((
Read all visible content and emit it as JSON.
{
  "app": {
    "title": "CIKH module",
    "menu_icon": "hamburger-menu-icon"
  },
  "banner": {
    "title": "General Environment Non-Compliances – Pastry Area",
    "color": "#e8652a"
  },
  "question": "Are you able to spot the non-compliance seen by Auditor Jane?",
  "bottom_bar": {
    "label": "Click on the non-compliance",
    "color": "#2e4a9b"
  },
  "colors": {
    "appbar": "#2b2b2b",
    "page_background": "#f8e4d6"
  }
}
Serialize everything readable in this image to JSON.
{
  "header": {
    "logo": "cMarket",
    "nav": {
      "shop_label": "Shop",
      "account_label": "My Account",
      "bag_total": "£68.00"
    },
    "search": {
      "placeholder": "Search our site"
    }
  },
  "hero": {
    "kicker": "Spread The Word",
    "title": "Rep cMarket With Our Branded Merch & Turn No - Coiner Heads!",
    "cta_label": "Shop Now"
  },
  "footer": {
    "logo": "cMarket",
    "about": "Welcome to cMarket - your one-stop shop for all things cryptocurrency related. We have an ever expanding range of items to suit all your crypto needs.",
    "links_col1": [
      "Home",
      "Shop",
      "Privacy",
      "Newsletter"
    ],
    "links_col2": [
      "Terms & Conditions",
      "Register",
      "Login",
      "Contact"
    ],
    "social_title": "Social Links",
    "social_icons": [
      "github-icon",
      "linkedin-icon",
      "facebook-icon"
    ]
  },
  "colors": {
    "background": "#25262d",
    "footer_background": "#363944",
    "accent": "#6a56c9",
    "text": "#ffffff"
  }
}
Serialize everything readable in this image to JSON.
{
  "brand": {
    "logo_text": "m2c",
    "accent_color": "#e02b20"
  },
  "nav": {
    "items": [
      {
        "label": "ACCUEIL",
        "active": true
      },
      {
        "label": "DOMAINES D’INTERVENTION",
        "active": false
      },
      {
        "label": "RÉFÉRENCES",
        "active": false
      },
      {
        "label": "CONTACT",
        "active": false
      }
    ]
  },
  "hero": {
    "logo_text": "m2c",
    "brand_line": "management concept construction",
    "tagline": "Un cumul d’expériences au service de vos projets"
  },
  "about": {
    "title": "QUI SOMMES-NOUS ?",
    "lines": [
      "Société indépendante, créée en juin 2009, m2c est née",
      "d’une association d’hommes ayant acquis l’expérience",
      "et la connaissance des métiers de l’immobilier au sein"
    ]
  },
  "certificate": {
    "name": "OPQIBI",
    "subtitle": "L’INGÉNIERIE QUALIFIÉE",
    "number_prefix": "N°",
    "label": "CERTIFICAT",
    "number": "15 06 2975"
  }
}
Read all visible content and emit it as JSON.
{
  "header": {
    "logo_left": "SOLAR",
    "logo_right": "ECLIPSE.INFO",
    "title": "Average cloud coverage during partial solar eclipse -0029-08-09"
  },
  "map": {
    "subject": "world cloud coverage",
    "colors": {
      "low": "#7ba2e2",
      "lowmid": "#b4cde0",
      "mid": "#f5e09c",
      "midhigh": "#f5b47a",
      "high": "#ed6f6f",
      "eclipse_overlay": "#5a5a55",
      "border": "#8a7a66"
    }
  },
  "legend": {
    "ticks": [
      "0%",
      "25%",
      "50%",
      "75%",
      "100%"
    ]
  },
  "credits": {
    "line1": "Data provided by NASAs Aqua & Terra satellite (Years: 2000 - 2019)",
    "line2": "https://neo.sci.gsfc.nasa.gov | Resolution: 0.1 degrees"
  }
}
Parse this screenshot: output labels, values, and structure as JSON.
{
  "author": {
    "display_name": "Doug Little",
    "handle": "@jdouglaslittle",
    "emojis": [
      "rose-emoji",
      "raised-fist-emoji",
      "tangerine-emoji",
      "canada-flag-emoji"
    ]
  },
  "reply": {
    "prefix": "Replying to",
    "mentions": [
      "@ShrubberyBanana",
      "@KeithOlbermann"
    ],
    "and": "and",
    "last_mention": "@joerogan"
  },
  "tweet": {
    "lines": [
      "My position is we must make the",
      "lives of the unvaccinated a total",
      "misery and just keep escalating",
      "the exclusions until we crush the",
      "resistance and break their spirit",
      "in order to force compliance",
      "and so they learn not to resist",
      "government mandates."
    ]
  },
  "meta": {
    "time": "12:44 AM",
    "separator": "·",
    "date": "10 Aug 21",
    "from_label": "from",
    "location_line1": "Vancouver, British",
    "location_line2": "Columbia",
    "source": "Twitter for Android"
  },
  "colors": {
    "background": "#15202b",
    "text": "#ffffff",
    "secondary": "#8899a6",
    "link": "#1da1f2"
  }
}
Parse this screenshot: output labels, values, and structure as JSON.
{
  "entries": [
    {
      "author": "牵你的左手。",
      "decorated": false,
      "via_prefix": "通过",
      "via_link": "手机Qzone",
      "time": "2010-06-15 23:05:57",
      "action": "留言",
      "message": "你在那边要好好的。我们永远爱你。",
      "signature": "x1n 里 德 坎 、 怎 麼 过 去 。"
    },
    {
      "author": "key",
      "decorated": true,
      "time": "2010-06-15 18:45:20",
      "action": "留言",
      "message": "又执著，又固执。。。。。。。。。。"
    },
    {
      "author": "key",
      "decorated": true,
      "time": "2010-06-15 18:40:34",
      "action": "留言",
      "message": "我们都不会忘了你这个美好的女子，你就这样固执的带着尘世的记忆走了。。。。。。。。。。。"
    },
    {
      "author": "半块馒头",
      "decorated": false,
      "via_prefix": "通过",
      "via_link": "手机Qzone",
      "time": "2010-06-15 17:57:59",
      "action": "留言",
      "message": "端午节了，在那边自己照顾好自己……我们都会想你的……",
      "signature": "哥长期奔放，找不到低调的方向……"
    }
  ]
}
))
AIM: Transcribe the full listing above without leaving anything out.

FINAL RESULT:
Read all visible content and emit it as JSON.
{
  "app": {
    "title": "CIKH module",
    "menu_icon": "hamburger-menu-icon"
  },
  "banner": {
    "title": "General Environment Non-Compliances – Pastry Area",
    "color": "#e8652a"
  },
  "question": "Are you able to spot the non-compliance seen by Auditor Jane?",
  "bottom_bar": {
    "label": "Click on the non-compliance",
    "color": "#2e4a9b"
  },
  "colors": {
    "appbar": "#2b2b2b",
    "page_background": "#f8e4d6"
  }
}
Serialize everything readable in this image to JSON.
{
  "header": {
    "logo": "cMarket",
    "nav": {
      "shop_label": "Shop",
      "account_label": "My Account",
      "bag_total": "£68.00"
    },
    "search": {
      "placeholder": "Search our site"
    }
  },
  "hero": {
    "kicker": "Spread The Word",
    "title": "Rep cMarket With Our Branded Merch & Turn No - Coiner Heads!",
    "cta_label": "Shop Now"
  },
  "footer": {
    "logo": "cMarket",
    "about": "Welcome to cMarket - your one-stop shop for all things cryptocurrency related. We have an ever expanding range of items to suit all your crypto needs.",
    "links_col1": [
      "Home",
      "Shop",
      "Privacy",
      "Newsletter"
    ],
    "links_col2": [
      "Terms & Conditions",
      "Register",
      "Login",
      "Contact"
    ],
    "social_title": "Social Links",
    "social_icons": [
      "github-icon",
      "linkedin-icon",
      "facebook-icon"
    ]
  },
  "colors": {
    "background": "#25262d",
    "footer_background": "#363944",
    "accent": "#6a56c9",
    "text": "#ffffff"
  }
}
Serialize everything readable in this image to JSON.
{
  "brand": {
    "logo_text": "m2c",
    "accent_color": "#e02b20"
  },
  "nav": {
    "items": [
      {
        "label": "ACCUEIL",
        "active": true
      },
      {
        "label": "DOMAINES D’INTERVENTION",
        "active": false
      },
      {
        "label": "RÉFÉRENCES",
        "active": false
      },
      {
        "label": "CONTACT",
        "active": false
      }
    ]
  },
  "hero": {
    "logo_text": "m2c",
    "brand_line": "management concept construction",
    "tagline": "Un cumul d’expériences au service de vos projets"
  },
  "about": {
    "title": "QUI SOMMES-NOUS ?",
    "lines": [
      "Société indépendante, créée en juin 2009, m2c est née",
      "d’une association d’hommes ayant acquis l’expérience",
      "et la connaissance des métiers de l’immobilier au sein"
    ]
  },
  "certificate": {
    "name": "OPQIBI",
    "subtitle": "L’INGÉNIERIE QUALIFIÉE",
    "number_prefix": "N°",
    "label": "CERTIFICAT",
    "number": "15 06 2975"
  }
}
Read all visible content and emit it as JSON.
{
  "header": {
    "logo_left": "SOLAR",
    "logo_right": "ECLIPSE.INFO",
    "title": "Average cloud coverage during partial solar eclipse -0029-08-09"
  },
  "map": {
    "subject": "world cloud coverage",
    "colors": {
      "low": "#7ba2e2",
      "lowmid": "#b4cde0",
      "mid": "#f5e09c",
      "midhigh": "#f5b47a",
      "high": "#ed6f6f",
      "eclipse_overlay": "#5a5a55",
      "border": "#8a7a66"
    }
  },
  "legend": {
    "ticks": [
      "0%",
      "25%",
      "50%",
      "75%",
      "100%"
    ]
  },
  "credits": {
    "line1": "Data provided by NASAs Aqua & Terra satellite (Years: 2000 - 2019)",
    "line2": "https://neo.sci.gsfc.nasa.gov | Resolution: 0.1 degrees"
  }
}
Parse this screenshot: output labels, values, and structure as JSON.
{
  "author": {
    "display_name": "Doug Little",
    "handle": "@jdouglaslittle",
    "emojis": [
      "rose-emoji",
      "raised-fist-emoji",
      "tangerine-emoji",
      "canada-flag-emoji"
    ]
  },
  "reply": {
    "prefix": "Replying to",
    "mentions": [
      "@ShrubberyBanana",
      "@KeithOlbermann"
    ],
    "and": "and",
    "last_mention": "@joerogan"
  },
  "tweet": {
    "lines": [
      "My position is we must make the",
      "lives of the unvaccinated a total",
      "misery and just keep escalating",
      "the exclusions until we crush the",
      "resistance and break their spirit",
      "in order to force compliance",
      "and so they learn not to resist",
      "government mandates."
    ]
  },
  "meta": {
    "time": "12:44 AM",
    "separator": "·",
    "date": "10 Aug 21",
    "from_label": "from",
    "location_line1": "Vancouver, British",
    "location_line2": "Columbia",
    "source": "Twitter for Android"
  },
  "colors": {
    "background": "#15202b",
    "text": "#ffffff",
    "secondary": "#8899a6",
    "link": "#1da1f2"
  }
}
Parse this screenshot: output labels, values, and structure as JSON.
{
  "entries": [
    {
      "author": "牵你的左手。",
      "decorated": false,
      "via_prefix": "通过",
      "via_link": "手机Qzone",
      "time": "2010-06-15 23:05:57",
      "action": "留言",
      "message": "你在那边要好好的。我们永远爱你。",
      "signature": "x1n 里 德 坎 、 怎 麼 过 去 。"
    },
    {
      "author": "key",
      "decorated": true,
      "time": "2010-06-15 18:45:20",
      "action": "留言",
      "message": "又执著，又固执。。。。。。。。。。"
    },
    {
      "author": "key",
      "decorated": true,
      "time": "2010-06-15 18:40:34",
      "action": "留言",
      "message": "我们都不会忘了你这个美好的女子，你就这样固执的带着尘世的记忆走了。。。。。。。。。。。"
    },
    {
      "author": "半块馒头",
      "decorated": false,
      "via_prefix": "通过",
      "via_link": "手机Qzone",
      "time": "2010-06-15 17:57:59",
      "action": "留言",
      "message": "端午节了，在那边自己照顾好自己……我们都会想你的……",
      "signature": "哥长期奔放，找不到低调的方向……"
    }
  ]
}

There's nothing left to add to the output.